**What needs to be done:** Report the number of lines that hold the string "辽河社区". Leave out any other text.

[Stored items from a collection]
--- BEGIN ---
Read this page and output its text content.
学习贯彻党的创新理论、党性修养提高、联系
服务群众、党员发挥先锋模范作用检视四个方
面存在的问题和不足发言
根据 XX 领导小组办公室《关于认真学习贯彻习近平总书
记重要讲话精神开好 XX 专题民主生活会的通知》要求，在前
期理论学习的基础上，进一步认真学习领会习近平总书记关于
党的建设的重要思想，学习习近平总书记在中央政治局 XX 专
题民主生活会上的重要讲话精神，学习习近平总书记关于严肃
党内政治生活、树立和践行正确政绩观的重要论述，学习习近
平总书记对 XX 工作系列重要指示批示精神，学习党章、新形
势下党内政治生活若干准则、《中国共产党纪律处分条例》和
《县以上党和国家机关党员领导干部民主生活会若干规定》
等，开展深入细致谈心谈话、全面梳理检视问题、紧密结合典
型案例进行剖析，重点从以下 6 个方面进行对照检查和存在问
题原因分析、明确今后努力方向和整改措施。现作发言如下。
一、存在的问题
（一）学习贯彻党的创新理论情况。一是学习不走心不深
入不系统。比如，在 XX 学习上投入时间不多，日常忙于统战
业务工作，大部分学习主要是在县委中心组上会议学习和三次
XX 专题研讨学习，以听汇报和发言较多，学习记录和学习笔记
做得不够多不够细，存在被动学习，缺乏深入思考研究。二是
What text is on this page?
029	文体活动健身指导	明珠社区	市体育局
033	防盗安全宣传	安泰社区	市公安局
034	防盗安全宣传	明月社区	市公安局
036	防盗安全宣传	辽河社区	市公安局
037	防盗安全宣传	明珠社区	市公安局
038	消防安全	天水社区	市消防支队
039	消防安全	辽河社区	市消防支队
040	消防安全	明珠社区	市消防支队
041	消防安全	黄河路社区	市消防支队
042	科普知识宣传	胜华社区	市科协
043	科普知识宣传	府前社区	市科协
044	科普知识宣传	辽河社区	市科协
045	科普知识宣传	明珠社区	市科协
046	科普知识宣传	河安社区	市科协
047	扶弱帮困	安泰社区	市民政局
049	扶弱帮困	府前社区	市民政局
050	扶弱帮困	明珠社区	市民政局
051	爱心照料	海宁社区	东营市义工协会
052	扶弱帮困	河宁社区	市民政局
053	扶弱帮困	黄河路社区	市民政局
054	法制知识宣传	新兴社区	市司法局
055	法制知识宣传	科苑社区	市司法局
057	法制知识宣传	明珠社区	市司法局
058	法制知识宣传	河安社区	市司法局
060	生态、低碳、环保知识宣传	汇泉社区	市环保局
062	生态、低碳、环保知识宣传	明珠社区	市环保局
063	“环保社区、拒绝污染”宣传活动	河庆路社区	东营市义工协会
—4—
--- END ---
**Solution to the exercise:** 3